-- START PROVIDED DATA --
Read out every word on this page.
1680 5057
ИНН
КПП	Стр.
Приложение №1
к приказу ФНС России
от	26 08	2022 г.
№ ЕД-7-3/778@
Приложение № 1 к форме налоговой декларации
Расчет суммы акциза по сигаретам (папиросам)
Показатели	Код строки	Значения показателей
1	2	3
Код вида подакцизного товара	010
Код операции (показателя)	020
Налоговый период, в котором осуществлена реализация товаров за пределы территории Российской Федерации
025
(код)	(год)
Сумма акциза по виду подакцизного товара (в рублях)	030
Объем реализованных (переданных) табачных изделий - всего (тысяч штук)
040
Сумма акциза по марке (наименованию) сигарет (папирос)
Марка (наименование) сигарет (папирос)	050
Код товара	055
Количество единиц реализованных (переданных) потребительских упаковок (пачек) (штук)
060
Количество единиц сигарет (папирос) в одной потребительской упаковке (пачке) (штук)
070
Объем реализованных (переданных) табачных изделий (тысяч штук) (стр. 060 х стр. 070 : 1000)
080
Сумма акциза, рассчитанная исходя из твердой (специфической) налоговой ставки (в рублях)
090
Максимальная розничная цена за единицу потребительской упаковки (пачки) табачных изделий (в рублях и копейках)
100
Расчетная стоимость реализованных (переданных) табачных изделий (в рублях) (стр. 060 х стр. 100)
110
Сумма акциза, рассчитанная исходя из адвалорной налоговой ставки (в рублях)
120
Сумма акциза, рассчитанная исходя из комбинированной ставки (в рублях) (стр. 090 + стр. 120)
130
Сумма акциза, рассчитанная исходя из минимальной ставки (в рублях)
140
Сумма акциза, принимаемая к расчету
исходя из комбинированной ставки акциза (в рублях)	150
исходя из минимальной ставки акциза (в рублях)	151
-- END PROVIDED DATA --
-- START PROVIDED DATA --
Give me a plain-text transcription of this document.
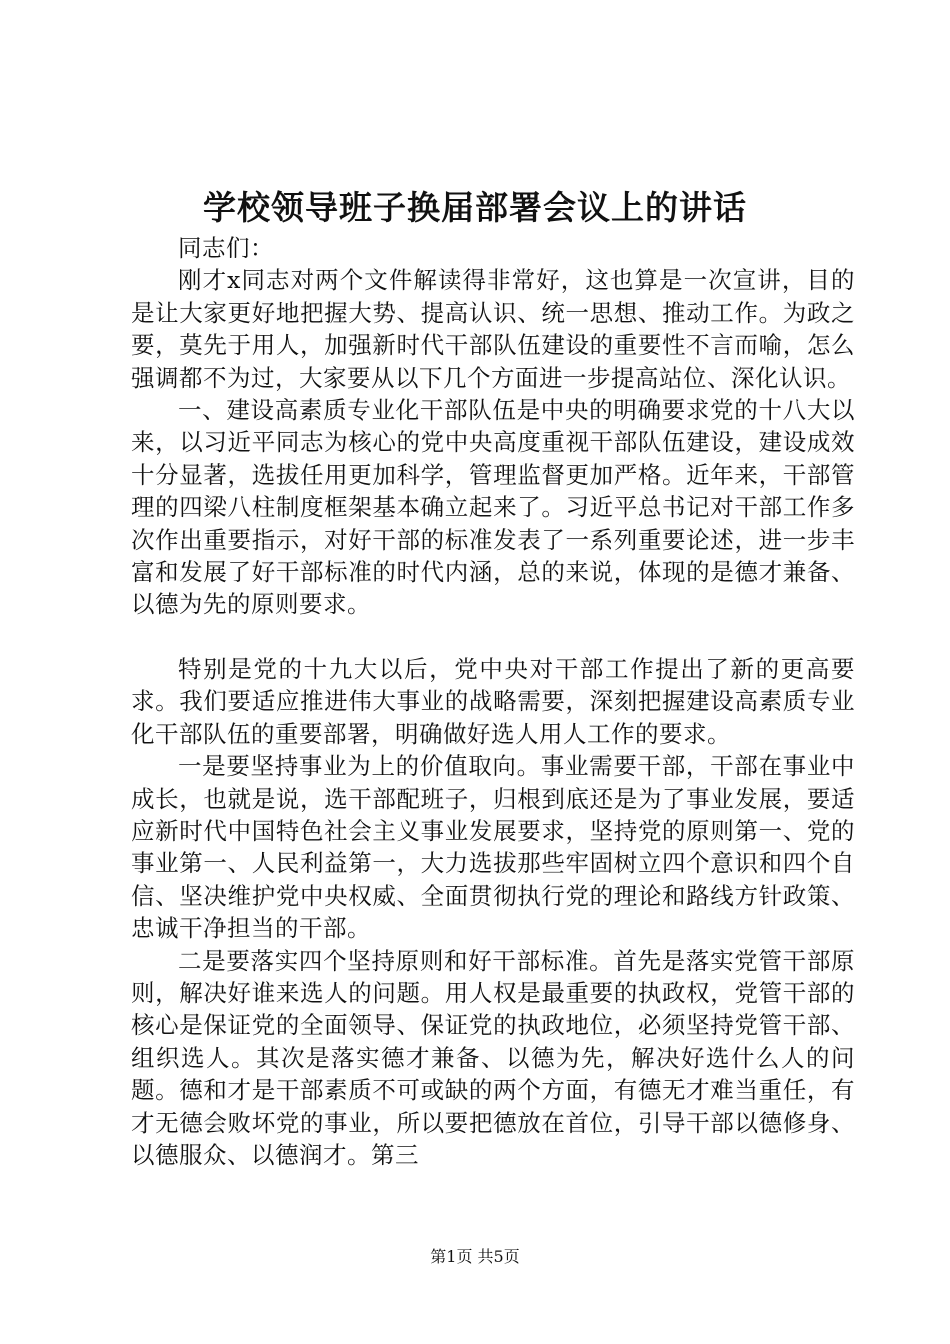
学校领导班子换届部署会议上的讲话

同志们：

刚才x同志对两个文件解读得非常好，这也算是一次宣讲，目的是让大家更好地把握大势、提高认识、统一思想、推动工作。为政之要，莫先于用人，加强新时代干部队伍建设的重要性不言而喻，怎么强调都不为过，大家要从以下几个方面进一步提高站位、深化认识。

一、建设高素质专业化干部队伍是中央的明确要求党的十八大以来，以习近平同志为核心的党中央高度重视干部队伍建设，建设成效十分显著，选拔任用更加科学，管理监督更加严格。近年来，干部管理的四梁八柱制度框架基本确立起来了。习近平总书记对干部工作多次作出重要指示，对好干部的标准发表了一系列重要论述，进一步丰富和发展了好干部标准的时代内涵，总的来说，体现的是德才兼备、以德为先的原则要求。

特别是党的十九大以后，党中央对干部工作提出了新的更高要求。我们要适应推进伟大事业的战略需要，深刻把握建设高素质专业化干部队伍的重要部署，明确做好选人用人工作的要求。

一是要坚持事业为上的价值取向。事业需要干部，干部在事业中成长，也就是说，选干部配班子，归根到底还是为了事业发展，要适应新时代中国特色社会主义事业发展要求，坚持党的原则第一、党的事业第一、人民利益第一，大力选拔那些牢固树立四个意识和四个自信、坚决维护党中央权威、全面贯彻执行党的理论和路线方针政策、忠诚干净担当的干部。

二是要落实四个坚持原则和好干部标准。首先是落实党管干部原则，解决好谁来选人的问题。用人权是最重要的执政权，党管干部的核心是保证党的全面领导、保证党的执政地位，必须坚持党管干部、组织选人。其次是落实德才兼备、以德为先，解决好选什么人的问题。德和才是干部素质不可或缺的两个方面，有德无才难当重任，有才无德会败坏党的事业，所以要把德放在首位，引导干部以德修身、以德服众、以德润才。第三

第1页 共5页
-- END PROVIDED DATA --
-- START PROVIDED DATA --
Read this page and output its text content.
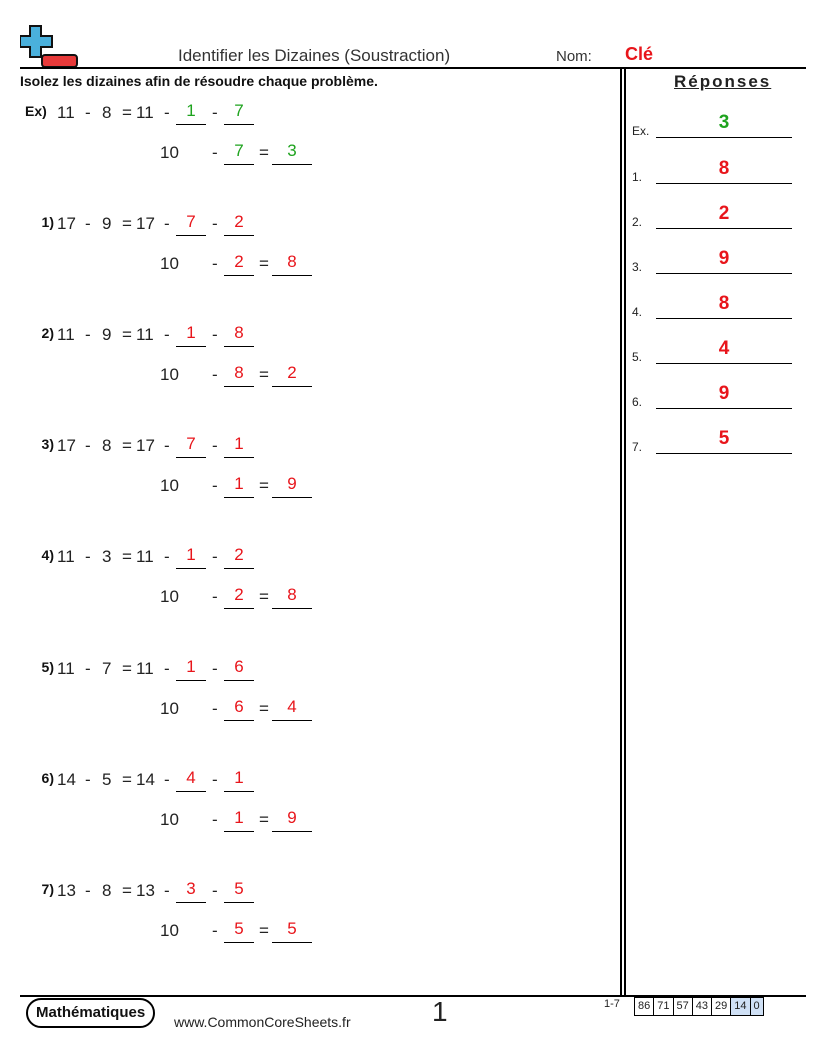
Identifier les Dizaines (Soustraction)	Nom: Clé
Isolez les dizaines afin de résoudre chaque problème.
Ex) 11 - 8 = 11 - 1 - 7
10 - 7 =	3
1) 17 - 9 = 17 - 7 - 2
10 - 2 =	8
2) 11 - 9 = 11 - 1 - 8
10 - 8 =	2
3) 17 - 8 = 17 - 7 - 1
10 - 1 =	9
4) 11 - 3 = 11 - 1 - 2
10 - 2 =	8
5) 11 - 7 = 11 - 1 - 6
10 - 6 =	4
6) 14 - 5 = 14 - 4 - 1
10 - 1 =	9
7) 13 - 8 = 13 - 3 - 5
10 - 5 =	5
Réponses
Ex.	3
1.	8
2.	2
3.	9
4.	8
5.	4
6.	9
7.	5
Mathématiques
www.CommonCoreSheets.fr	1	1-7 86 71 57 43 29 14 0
-- END PROVIDED DATA --
**AIM OF THE EXERCISE:**
Return every line holding the word "изделий" from the records.

**THE SOLUTION:**
Объем реализованных (переданных) табачных изделий - всего (тысяч штук)
Объем реализованных (переданных) табачных изделий (тысяч штук) (стр. 060 х стр. 070 : 1000)
Максимальная розничная цена за единицу потребительской упаковки (пачки) табачных изделий (в рублях и копейках)
Расчетная стоимость реализованных (переданных) табачных изделий (в рублях) (стр. 060 х стр. 100)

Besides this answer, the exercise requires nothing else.